Brief >> Search the entries for the word "cells". Copy each line in which it is found.
-------- Supplied entries --------
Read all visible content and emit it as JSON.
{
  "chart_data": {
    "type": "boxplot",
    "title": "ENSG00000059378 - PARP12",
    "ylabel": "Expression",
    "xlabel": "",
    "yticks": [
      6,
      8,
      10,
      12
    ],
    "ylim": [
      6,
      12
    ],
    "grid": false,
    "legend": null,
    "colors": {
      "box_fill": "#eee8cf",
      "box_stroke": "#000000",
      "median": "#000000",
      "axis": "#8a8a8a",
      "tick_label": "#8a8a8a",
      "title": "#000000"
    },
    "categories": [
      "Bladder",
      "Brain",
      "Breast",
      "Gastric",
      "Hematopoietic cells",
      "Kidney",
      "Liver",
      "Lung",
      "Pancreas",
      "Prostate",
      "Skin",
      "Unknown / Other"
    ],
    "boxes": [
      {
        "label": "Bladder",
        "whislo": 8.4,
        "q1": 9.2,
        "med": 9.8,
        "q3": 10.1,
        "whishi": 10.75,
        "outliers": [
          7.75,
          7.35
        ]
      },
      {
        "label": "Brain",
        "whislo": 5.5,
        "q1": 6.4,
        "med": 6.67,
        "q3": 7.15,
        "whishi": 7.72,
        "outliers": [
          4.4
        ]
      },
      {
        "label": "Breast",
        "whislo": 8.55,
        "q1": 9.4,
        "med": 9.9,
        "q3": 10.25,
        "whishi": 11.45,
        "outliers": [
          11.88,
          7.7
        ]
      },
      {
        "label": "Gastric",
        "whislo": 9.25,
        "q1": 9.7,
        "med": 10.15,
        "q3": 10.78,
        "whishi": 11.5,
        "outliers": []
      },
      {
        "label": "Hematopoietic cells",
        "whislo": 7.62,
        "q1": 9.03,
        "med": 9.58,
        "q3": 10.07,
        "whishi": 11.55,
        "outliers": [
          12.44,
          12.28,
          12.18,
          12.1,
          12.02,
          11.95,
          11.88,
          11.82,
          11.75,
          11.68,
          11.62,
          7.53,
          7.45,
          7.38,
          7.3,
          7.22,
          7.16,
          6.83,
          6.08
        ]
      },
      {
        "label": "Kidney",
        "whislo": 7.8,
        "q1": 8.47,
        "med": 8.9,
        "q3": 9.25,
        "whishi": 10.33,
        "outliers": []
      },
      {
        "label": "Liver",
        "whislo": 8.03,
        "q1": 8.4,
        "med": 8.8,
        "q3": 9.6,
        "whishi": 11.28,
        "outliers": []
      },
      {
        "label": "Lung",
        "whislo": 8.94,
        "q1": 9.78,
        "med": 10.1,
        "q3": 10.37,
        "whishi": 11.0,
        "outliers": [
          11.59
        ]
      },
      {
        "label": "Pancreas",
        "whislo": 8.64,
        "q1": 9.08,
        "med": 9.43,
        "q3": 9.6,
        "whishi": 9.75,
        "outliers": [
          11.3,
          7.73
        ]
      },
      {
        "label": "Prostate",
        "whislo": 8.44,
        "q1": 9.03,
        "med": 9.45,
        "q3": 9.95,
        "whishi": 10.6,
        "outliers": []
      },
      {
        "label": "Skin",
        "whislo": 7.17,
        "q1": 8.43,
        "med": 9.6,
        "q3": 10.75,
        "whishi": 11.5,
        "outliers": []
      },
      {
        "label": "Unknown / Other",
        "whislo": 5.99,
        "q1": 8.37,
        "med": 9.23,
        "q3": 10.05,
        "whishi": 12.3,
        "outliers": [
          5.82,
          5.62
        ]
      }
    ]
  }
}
--------
Exercise solution >>
      "Hematopoietic cells",
        "label": "Hematopoietic cells",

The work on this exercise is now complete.